GIVEN DATA.

┏━━

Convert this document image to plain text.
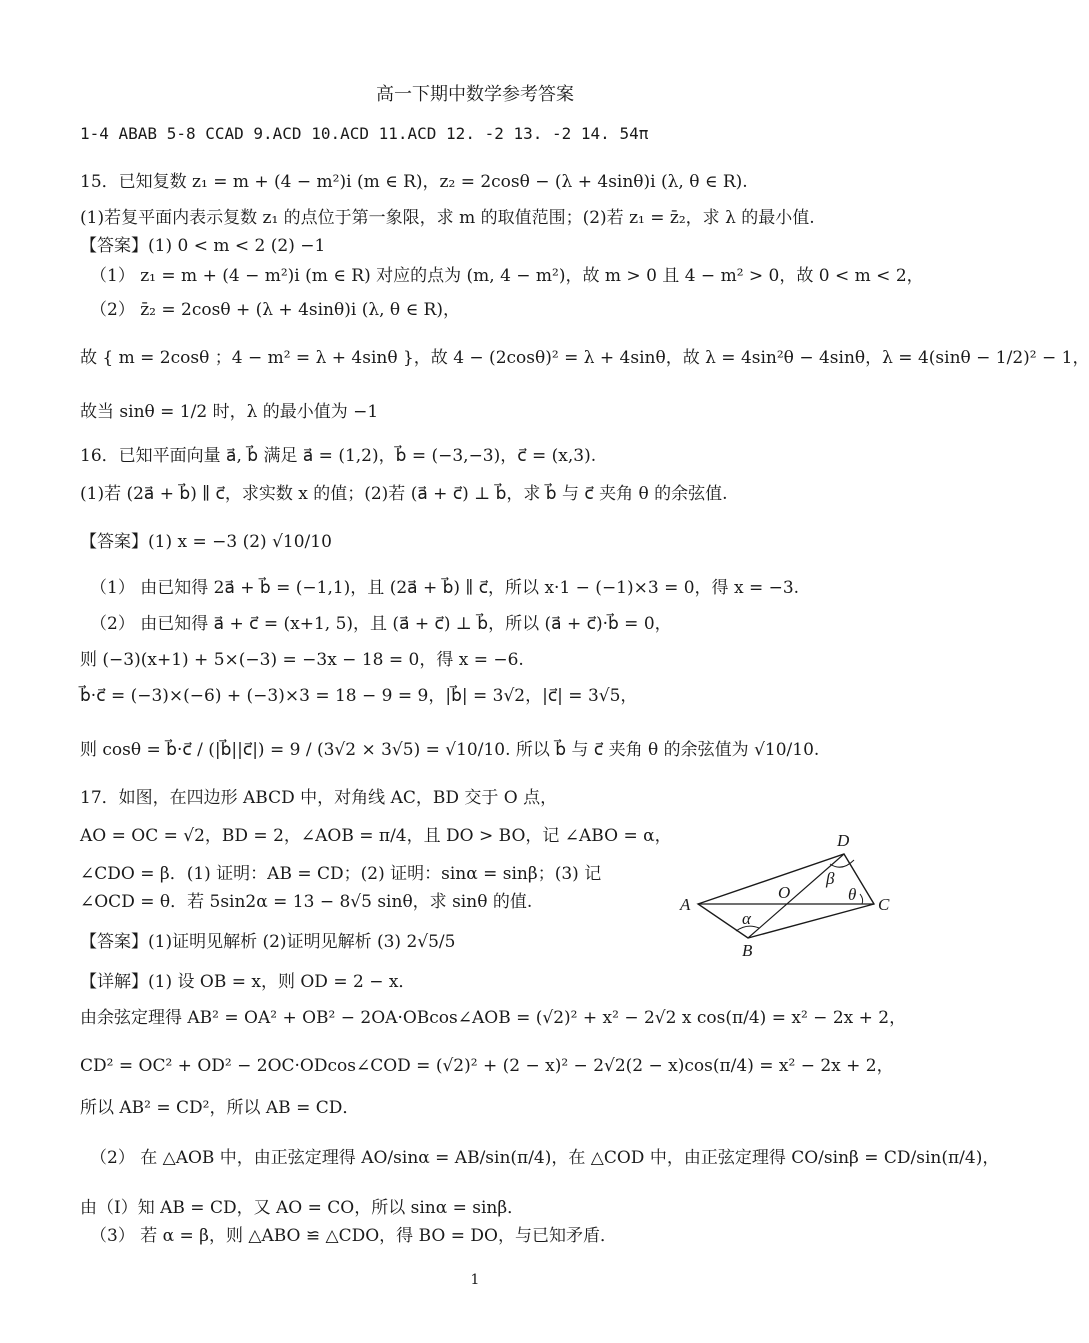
高一下期中数学参考答案
1-4 ABAB 5-8 CCAD 9.ACD 10.ACD 11.ACD 12. -2 13. -2 14. 54π
15．已知复数 z₁ = m + (4 − m²)i (m ∈ R)，z₂ = 2cosθ − (λ + 4sinθ)i (λ, θ ∈ R).
(1)若复平面内表示复数 z₁ 的点位于第一象限，求 m 的取值范围；(2)若 z₁ = z̄₂，求 λ 的最小值.
【答案】(1) 0 < m < 2 (2) −1
（1） z₁ = m + (4 − m²)i (m ∈ R) 对应的点为 (m, 4 − m²)，故 m > 0 且 4 − m² > 0，故 0 < m < 2，
（2） z̄₂ = 2cosθ + (λ + 4sinθ)i (λ, θ ∈ R)，
故 { m = 2cosθ ；4 − m² = λ + 4sinθ }，故 4 − (2cosθ)² = λ + 4sinθ，故 λ = 4sin²θ − 4sinθ，λ = 4(sinθ − 1/2)² − 1，
故当 sinθ = 1/2 时，λ 的最小值为 −1
16．已知平面向量 a⃗, b⃗ 满足 a⃗ = (1,2)，b⃗ = (−3,−3)，c⃗ = (x,3).
(1)若 (2a⃗ + b⃗) ∥ c⃗，求实数 x 的值；(2)若 (a⃗ + c⃗) ⊥ b⃗，求 b⃗ 与 c⃗ 夹角 θ 的余弦值.
【答案】(1) x = −3 (2) √10/10
（1） 由已知得 2a⃗ + b⃗ = (−1,1)，且 (2a⃗ + b⃗) ∥ c⃗，所以 x·1 − (−1)×3 = 0，得 x = −3.
（2） 由已知得 a⃗ + c⃗ = (x+1, 5)，且 (a⃗ + c⃗) ⊥ b⃗，所以 (a⃗ + c⃗)·b⃗ = 0，
则 (−3)(x+1) + 5×(−3) = −3x − 18 = 0，得 x = −6.
b⃗·c⃗ = (−3)×(−6) + (−3)×3 = 18 − 9 = 9，|b⃗| = 3√2，|c⃗| = 3√5，
则 cosθ = b⃗·c⃗ / (|b⃗||c⃗|) = 9 / (3√2 × 3√5) = √10/10. 所以 b⃗ 与 c⃗ 夹角 θ 的余弦值为 √10/10.
17．如图，在四边形 ABCD 中，对角线 AC，BD 交于 O 点，
AO = OC = √2，BD = 2，∠AOB = π/4，且 DO > BO，记 ∠ABO = α，
∠CDO = β．(1) 证明：AB = CD；(2) 证明：sinα = sinβ；(3) 记
∠OCD = θ．若 5sin2α = 13 − 8√5 sinθ，求 sinθ 的值.
【答案】(1)证明见解析 (2)证明见解析 (3) 2√5/5
【详解】(1) 设 OB = x，则 OD = 2 − x．
由余弦定理得 AB² = OA² + OB² − 2OA·OBcos∠AOB = (√2)² + x² − 2√2 x cos(π/4) = x² − 2x + 2，
CD² = OC² + OD² − 2OC·ODcos∠COD = (√2)² + (2 − x)² − 2√2(2 − x)cos(π/4) = x² − 2x + 2，
所以 AB² = CD²，所以 AB = CD．
（2） 在 △AOB 中，由正弦定理得 AO/sinα = AB/sin(π/4)，在 △COD 中，由正弦定理得 CO/sinβ = CD/sin(π/4)，
由（Ⅰ）知 AB = CD，又 AO = CO，所以 sinα = sinβ．
（3） 若 α = β，则 △ABO ≌ △CDO，得 BO = DO，与已知矛盾．
A
B
C
D
O
α
β
θ
1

┗━━

YOUR INSTRUCTIONS.
Transcribe the records above exactly, leaving out every picture.

EXERCISE RESULT.
Convert this document image to plain text.
高一下期中数学参考答案
1-4 ABAB 5-8 CCAD 9.ACD 10.ACD 11.ACD 12. -2 13. -2 14. 54π
15．已知复数 z₁ = m + (4 − m²)i (m ∈ R)，z₂ = 2cosθ − (λ + 4sinθ)i (λ, θ ∈ R).
(1)若复平面内表示复数 z₁ 的点位于第一象限，求 m 的取值范围；(2)若 z₁ = z̄₂，求 λ 的最小值.
【答案】(1) 0 < m < 2 (2) −1
（1） z₁ = m + (4 − m²)i (m ∈ R) 对应的点为 (m, 4 − m²)，故 m > 0 且 4 − m² > 0，故 0 < m < 2，
（2） z̄₂ = 2cosθ + (λ + 4sinθ)i (λ, θ ∈ R)，
故 { m = 2cosθ ；4 − m² = λ + 4sinθ }，故 4 − (2cosθ)² = λ + 4sinθ，故 λ = 4sin²θ − 4sinθ，λ = 4(sinθ − 1/2)² − 1，
故当 sinθ = 1/2 时，λ 的最小值为 −1
16．已知平面向量 a⃗, b⃗ 满足 a⃗ = (1,2)，b⃗ = (−3,−3)，c⃗ = (x,3).
(1)若 (2a⃗ + b⃗) ∥ c⃗，求实数 x 的值；(2)若 (a⃗ + c⃗) ⊥ b⃗，求 b⃗ 与 c⃗ 夹角 θ 的余弦值.
【答案】(1) x = −3 (2) √10/10
（1） 由已知得 2a⃗ + b⃗ = (−1,1)，且 (2a⃗ + b⃗) ∥ c⃗，所以 x·1 − (−1)×3 = 0，得 x = −3.
（2） 由已知得 a⃗ + c⃗ = (x+1, 5)，且 (a⃗ + c⃗) ⊥ b⃗，所以 (a⃗ + c⃗)·b⃗ = 0，
则 (−3)(x+1) + 5×(−3) = −3x − 18 = 0，得 x = −6.
b⃗·c⃗ = (−3)×(−6) + (−3)×3 = 18 − 9 = 9，|b⃗| = 3√2，|c⃗| = 3√5，
则 cosθ = b⃗·c⃗ / (|b⃗||c⃗|) = 9 / (3√2 × 3√5) = √10/10. 所以 b⃗ 与 c⃗ 夹角 θ 的余弦值为 √10/10.
17．如图，在四边形 ABCD 中，对角线 AC，BD 交于 O 点，
AO = OC = √2，BD = 2，∠AOB = π/4，且 DO > BO，记 ∠ABO = α，
∠CDO = β．(1) 证明：AB = CD；(2) 证明：sinα = sinβ；(3) 记
∠OCD = θ．若 5sin2α = 13 − 8√5 sinθ，求 sinθ 的值.
【答案】(1)证明见解析 (2)证明见解析 (3) 2√5/5
【详解】(1) 设 OB = x，则 OD = 2 − x．
由余弦定理得 AB² = OA² + OB² − 2OA·OBcos∠AOB = (√2)² + x² − 2√2 x cos(π/4) = x² − 2x + 2，
CD² = OC² + OD² − 2OC·ODcos∠COD = (√2)² + (2 − x)² − 2√2(2 − x)cos(π/4) = x² − 2x + 2，
所以 AB² = CD²，所以 AB = CD．
（2） 在 △AOB 中，由正弦定理得 AO/sinα = AB/sin(π/4)，在 △COD 中，由正弦定理得 CO/sinβ = CD/sin(π/4)，
由（Ⅰ）知 AB = CD，又 AO = CO，所以 sinα = sinβ．
（3） 若 α = β，则 △ABO ≌ △CDO，得 BO = DO，与已知矛盾．
A
B
C
D
O
α
β
θ
1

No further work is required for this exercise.